------ GIVEN RECORDS ------
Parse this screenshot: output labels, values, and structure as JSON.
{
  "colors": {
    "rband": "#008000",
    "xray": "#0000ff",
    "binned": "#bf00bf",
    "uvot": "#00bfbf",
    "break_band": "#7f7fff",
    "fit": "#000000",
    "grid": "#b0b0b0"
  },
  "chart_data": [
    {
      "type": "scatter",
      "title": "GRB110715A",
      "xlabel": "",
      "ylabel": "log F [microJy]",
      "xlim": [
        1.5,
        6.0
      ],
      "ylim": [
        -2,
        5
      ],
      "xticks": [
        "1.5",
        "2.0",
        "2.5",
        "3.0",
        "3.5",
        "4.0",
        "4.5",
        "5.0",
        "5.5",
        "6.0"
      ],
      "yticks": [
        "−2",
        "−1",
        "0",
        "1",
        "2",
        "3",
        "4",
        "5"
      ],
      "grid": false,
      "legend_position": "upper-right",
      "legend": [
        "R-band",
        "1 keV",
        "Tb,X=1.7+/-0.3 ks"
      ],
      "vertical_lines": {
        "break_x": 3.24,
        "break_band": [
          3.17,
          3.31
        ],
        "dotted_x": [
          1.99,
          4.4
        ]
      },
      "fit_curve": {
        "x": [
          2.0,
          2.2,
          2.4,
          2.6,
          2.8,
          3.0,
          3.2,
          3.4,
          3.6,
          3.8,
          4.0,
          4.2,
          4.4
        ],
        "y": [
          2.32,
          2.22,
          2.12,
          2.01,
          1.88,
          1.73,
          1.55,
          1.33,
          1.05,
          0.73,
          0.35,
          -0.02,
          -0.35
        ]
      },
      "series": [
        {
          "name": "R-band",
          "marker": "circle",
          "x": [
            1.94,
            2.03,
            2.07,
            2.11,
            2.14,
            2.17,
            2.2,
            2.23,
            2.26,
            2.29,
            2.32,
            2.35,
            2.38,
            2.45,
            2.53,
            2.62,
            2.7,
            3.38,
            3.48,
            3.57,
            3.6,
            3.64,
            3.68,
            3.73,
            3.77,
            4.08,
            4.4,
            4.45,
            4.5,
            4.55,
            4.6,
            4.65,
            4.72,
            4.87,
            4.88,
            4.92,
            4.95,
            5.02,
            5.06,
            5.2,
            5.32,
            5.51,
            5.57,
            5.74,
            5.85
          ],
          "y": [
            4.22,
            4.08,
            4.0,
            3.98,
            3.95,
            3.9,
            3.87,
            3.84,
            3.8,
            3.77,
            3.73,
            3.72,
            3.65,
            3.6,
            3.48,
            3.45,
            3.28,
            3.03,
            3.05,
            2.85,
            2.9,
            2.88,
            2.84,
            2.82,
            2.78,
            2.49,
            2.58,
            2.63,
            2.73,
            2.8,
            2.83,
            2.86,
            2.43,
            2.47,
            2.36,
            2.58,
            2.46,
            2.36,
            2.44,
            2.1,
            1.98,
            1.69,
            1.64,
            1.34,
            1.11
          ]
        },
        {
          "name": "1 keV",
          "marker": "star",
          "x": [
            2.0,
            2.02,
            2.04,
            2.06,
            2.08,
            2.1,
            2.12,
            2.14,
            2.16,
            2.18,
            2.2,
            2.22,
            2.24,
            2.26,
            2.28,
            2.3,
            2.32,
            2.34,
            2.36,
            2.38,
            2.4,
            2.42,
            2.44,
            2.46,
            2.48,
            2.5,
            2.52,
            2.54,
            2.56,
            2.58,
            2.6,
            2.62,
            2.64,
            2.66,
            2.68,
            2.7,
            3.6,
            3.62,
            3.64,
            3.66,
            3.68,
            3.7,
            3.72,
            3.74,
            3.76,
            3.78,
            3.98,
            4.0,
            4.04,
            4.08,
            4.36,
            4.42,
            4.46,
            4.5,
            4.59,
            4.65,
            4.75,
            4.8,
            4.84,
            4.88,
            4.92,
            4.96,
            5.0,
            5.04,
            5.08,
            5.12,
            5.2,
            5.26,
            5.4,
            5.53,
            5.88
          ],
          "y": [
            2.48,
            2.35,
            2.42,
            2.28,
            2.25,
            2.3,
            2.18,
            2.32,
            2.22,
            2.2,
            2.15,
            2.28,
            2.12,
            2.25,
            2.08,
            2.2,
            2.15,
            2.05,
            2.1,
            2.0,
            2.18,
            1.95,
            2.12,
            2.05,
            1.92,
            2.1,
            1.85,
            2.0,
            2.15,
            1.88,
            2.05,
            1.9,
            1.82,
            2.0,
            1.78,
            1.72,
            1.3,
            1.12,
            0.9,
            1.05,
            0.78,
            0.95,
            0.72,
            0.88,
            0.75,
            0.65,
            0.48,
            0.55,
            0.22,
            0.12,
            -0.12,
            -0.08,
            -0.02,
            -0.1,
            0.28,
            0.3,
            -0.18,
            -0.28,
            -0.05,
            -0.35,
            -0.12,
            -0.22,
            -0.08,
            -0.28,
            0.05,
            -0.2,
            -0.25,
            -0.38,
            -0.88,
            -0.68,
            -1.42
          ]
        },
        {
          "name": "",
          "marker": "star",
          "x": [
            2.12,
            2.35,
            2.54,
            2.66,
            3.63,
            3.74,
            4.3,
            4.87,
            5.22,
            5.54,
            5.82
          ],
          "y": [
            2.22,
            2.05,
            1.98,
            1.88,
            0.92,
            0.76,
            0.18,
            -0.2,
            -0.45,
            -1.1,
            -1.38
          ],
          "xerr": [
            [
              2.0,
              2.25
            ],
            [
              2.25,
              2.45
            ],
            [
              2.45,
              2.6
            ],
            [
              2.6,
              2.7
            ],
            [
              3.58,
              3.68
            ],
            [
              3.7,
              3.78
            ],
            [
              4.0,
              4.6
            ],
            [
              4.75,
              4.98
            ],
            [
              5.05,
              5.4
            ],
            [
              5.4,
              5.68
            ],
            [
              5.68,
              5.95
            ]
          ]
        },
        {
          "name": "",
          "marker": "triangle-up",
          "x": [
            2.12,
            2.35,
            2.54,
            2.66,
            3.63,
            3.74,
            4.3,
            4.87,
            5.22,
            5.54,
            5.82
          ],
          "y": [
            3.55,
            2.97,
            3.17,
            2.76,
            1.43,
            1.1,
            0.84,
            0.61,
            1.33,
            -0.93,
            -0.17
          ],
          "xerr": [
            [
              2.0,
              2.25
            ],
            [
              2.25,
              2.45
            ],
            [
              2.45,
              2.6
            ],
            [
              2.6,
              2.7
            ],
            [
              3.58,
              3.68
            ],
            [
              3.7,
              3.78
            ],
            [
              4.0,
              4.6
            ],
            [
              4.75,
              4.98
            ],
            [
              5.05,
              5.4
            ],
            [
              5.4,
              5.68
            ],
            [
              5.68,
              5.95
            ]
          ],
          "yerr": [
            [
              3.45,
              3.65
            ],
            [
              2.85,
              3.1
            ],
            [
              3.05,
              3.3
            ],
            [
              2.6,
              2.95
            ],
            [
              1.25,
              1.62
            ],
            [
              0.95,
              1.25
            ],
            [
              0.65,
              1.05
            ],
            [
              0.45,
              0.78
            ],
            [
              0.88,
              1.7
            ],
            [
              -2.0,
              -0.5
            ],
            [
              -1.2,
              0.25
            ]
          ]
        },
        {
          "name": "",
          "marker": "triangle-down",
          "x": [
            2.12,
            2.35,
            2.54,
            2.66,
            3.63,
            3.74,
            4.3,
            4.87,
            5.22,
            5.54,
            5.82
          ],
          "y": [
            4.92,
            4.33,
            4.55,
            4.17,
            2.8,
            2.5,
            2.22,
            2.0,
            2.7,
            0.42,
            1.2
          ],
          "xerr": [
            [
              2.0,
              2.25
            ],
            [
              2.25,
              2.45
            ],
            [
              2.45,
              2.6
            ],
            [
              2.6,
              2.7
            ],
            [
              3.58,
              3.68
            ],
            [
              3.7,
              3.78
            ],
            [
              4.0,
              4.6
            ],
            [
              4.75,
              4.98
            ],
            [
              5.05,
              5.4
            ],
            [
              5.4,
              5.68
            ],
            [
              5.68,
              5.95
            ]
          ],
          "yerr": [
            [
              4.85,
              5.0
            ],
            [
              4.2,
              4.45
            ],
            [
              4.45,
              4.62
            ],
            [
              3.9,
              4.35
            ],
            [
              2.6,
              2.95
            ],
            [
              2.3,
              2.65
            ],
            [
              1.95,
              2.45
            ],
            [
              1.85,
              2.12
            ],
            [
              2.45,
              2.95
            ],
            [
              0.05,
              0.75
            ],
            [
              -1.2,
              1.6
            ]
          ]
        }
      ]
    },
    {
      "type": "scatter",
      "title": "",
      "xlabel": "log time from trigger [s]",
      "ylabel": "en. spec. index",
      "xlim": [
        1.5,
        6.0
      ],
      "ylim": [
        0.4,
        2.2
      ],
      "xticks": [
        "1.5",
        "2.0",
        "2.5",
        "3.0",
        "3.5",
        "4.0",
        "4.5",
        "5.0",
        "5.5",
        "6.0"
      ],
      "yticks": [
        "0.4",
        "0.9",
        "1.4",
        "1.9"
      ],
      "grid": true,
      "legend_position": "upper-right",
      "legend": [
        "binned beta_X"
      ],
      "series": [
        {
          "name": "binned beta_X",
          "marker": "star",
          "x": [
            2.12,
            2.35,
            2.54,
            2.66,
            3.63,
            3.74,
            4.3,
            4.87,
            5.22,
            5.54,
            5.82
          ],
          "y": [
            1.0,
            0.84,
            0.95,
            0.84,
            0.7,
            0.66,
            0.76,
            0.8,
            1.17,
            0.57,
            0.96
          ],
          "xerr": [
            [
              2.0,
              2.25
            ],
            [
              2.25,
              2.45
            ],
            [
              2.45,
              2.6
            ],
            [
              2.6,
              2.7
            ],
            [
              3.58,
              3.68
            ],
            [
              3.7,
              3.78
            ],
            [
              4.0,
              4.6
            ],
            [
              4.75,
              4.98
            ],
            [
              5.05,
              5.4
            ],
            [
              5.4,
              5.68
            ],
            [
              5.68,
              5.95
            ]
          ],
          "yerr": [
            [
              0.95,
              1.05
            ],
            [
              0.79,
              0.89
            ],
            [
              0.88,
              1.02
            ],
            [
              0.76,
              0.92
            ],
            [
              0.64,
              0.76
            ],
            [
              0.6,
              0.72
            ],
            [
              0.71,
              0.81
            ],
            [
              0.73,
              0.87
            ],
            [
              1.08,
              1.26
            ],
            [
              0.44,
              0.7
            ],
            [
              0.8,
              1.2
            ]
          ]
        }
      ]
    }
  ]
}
------
------ GIVEN RECORDS ------
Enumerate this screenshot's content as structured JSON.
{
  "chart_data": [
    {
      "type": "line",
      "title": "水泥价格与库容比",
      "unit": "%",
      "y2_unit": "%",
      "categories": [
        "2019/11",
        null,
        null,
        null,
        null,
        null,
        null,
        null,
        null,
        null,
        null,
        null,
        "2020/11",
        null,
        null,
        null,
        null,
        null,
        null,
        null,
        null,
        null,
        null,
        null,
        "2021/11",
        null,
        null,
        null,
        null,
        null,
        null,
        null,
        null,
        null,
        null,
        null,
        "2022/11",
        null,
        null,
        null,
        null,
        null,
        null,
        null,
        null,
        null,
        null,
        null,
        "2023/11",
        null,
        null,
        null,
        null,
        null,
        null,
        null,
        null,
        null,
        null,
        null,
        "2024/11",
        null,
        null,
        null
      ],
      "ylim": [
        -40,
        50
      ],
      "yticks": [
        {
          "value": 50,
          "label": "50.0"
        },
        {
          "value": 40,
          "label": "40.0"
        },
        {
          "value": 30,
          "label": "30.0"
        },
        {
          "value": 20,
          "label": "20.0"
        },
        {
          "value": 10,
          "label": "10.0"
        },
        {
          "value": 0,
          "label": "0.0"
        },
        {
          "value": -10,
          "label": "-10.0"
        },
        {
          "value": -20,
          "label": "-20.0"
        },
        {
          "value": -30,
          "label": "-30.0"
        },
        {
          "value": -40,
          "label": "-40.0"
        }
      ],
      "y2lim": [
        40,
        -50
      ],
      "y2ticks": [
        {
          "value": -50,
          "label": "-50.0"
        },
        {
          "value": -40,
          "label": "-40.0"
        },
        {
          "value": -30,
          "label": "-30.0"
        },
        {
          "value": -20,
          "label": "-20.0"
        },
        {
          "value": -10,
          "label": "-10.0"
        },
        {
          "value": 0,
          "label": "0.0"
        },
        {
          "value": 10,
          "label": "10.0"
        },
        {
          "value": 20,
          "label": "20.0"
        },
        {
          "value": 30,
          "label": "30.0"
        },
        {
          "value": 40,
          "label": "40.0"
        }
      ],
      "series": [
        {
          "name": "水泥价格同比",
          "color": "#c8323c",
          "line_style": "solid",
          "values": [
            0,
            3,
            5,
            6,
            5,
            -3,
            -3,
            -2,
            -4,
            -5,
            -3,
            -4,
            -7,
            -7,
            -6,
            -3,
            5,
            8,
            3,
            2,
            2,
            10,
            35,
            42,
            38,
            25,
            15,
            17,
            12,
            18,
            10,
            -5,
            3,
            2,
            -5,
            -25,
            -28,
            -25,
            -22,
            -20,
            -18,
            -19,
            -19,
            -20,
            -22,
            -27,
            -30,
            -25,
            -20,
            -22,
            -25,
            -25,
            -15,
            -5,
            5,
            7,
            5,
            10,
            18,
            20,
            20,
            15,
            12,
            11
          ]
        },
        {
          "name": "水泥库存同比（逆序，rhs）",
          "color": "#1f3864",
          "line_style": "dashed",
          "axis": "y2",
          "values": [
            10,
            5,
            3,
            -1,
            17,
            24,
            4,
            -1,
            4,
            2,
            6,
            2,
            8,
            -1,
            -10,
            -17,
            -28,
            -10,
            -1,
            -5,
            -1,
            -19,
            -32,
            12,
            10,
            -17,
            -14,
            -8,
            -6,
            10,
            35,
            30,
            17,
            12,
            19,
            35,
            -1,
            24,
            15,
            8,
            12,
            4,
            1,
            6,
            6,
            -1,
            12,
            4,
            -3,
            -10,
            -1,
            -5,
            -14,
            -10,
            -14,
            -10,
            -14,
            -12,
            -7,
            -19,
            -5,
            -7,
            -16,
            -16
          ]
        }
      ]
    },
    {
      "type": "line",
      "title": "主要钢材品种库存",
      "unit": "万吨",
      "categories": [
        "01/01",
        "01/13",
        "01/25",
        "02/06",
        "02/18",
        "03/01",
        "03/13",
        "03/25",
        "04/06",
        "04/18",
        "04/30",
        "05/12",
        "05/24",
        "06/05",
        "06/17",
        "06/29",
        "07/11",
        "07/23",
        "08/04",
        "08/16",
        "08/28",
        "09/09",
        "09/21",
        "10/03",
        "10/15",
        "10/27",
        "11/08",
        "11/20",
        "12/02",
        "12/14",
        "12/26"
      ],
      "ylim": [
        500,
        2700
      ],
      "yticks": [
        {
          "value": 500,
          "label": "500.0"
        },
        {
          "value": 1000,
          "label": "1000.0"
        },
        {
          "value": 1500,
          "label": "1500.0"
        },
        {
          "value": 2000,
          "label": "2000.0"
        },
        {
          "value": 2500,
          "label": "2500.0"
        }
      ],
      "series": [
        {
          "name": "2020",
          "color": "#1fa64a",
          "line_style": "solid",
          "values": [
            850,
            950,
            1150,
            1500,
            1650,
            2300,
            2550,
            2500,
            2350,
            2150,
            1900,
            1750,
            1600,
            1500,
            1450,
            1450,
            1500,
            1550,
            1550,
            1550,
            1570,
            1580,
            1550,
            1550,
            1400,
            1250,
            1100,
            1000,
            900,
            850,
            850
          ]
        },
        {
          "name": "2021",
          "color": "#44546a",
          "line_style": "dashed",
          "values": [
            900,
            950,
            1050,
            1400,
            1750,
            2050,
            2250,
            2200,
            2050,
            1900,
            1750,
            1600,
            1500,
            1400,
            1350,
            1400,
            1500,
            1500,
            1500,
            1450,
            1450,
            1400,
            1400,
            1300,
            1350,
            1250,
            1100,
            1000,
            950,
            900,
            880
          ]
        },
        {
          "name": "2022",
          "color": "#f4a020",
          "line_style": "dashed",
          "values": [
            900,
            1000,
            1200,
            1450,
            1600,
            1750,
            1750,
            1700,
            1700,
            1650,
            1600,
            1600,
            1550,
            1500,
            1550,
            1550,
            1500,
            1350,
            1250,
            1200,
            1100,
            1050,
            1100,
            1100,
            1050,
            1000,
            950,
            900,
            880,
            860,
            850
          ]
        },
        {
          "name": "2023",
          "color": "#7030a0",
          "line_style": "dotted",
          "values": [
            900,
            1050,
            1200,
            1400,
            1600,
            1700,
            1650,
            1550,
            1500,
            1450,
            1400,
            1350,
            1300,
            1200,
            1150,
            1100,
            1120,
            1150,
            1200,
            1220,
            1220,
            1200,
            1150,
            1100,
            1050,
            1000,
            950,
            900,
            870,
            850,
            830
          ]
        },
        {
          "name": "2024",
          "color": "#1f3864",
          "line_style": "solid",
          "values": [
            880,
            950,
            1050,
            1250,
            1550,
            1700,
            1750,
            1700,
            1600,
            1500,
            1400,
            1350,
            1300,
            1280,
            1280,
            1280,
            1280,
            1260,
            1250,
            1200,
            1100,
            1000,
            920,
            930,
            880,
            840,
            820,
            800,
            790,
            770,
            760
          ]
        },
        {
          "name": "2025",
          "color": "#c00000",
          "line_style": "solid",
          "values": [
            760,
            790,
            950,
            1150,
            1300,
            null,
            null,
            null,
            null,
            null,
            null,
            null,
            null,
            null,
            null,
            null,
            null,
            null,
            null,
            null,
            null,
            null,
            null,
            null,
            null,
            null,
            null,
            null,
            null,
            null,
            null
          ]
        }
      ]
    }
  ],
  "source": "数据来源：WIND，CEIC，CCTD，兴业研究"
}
------
State how many lines of the material contain the string "JSON", with no other words.

2